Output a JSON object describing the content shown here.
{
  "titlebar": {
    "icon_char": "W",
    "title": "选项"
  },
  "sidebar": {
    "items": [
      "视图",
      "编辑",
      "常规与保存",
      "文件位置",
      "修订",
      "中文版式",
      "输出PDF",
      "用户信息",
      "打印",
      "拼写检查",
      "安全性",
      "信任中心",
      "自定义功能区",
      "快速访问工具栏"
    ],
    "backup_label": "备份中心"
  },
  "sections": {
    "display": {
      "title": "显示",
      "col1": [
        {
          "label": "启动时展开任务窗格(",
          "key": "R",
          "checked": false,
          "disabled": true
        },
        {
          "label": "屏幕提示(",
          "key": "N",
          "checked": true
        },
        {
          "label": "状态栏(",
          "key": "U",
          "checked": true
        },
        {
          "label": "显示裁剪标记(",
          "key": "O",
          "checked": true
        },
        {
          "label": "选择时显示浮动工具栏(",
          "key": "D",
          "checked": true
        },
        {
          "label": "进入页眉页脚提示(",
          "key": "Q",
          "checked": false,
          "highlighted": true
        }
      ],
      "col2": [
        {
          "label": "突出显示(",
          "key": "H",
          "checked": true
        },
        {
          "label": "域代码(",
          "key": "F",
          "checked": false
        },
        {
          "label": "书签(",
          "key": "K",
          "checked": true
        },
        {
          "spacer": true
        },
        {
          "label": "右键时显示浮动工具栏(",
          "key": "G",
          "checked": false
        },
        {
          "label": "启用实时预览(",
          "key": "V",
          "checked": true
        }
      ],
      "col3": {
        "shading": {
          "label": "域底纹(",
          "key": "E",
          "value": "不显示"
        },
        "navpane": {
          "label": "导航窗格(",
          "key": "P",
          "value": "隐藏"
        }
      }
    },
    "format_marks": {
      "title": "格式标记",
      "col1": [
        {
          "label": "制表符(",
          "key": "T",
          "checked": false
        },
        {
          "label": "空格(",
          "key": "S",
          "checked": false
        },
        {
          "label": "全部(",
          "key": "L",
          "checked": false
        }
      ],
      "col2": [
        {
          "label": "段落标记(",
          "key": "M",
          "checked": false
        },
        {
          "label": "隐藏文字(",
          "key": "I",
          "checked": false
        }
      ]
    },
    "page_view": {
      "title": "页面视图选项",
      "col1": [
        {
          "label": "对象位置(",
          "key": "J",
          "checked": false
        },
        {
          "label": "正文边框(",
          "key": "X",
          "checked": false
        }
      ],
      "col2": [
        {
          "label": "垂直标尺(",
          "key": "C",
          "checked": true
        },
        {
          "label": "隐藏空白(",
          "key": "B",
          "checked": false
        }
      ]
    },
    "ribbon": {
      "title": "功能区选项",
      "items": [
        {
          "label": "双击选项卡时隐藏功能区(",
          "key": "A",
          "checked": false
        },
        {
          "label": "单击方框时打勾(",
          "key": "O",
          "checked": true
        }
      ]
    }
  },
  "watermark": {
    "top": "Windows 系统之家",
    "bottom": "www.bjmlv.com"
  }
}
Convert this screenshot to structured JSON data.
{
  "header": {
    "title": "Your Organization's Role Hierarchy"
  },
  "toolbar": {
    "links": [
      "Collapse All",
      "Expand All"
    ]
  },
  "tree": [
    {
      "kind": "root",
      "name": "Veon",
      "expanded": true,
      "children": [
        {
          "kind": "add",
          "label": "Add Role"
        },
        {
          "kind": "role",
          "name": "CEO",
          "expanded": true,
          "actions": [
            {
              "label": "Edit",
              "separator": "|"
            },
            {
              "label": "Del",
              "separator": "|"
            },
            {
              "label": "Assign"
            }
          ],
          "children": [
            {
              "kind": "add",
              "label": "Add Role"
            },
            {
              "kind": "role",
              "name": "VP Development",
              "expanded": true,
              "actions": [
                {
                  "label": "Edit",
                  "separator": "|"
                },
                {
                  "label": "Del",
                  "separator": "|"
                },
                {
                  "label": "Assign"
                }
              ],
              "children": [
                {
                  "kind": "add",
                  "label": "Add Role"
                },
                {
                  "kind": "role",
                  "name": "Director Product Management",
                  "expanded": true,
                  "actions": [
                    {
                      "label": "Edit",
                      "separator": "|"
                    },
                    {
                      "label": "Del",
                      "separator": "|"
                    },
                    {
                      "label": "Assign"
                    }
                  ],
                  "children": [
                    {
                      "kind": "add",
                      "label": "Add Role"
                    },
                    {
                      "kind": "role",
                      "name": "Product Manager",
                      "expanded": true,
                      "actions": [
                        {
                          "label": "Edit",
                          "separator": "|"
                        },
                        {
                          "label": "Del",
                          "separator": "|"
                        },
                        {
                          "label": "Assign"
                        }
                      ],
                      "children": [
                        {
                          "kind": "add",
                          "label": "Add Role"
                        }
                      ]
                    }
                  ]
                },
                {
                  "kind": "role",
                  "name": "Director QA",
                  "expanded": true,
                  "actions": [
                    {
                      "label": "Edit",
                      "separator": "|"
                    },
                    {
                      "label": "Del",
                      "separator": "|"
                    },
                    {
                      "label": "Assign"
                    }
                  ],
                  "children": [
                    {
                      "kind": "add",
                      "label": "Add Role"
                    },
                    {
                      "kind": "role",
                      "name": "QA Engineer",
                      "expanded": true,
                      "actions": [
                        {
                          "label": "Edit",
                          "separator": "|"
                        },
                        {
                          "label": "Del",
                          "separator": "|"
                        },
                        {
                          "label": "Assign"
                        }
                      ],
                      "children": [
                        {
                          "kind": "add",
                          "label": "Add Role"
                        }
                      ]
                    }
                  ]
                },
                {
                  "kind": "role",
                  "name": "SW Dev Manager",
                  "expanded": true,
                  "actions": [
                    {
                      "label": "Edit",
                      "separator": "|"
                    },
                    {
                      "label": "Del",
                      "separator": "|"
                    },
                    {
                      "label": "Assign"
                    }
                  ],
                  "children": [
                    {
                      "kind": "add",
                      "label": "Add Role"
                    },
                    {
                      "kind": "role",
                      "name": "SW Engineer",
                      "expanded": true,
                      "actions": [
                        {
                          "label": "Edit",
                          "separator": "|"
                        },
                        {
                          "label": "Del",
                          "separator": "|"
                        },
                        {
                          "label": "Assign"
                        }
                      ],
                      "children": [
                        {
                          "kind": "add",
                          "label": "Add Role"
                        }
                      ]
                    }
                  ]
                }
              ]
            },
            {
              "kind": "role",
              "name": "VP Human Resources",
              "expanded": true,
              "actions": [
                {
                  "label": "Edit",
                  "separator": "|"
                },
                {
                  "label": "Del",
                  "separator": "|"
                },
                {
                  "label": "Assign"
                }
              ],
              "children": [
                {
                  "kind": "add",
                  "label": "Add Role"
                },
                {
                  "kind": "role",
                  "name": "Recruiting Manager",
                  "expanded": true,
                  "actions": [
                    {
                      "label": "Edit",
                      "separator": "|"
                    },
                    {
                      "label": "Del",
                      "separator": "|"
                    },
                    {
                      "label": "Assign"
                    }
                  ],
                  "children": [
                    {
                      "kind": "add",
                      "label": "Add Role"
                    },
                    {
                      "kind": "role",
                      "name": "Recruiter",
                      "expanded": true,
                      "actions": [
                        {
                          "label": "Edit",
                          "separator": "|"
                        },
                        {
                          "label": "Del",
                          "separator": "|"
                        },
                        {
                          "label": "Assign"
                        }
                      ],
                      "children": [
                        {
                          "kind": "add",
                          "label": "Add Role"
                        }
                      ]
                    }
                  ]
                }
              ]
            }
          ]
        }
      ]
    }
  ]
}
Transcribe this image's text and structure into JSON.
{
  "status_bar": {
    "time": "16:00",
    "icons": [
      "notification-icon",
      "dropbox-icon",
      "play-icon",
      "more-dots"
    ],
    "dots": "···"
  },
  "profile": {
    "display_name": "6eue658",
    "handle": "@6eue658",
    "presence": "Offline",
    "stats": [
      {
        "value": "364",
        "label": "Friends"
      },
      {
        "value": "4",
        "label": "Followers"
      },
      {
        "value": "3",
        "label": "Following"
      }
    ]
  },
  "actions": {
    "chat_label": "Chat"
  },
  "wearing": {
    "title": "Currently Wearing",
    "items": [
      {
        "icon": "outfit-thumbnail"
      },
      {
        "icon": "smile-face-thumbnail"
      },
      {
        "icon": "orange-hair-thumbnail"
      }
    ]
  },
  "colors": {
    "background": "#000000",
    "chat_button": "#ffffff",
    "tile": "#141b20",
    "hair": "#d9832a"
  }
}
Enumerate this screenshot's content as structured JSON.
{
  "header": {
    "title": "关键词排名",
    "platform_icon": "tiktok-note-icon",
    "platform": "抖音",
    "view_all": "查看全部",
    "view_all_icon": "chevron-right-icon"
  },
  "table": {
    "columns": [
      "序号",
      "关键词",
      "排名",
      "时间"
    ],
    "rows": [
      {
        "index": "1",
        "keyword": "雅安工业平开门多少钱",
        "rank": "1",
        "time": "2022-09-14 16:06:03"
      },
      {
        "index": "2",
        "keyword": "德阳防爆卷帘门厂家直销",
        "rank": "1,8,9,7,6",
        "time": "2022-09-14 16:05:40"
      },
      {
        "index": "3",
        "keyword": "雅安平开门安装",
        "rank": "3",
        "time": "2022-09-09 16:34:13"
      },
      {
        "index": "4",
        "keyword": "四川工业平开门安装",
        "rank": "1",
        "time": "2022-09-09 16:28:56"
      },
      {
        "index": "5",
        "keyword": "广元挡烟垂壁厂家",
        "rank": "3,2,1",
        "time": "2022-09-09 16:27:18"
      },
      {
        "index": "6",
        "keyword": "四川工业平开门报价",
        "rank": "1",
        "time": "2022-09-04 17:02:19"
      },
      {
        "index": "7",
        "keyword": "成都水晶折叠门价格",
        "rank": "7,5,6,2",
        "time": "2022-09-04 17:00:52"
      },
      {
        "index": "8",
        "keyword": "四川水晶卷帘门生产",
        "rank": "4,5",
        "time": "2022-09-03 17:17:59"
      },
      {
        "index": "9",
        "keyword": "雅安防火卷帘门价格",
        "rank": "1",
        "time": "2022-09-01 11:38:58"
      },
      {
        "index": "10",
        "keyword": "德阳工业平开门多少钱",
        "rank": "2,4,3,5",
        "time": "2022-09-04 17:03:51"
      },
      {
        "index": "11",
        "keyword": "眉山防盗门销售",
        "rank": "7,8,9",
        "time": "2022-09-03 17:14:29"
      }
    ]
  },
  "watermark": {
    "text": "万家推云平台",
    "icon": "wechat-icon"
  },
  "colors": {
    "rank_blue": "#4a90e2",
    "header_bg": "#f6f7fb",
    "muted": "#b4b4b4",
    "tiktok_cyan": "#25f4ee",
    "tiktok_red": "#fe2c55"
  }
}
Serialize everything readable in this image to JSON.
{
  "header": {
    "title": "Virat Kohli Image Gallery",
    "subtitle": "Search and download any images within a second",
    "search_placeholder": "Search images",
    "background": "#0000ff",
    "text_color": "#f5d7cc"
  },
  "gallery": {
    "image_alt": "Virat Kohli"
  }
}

▸ **Stated exercise**: Copy every line of the listing that includes the string "Product".

▸ **Answer to the problem**:
                  "name": "Director Product Management",
                      "name": "Product Manager",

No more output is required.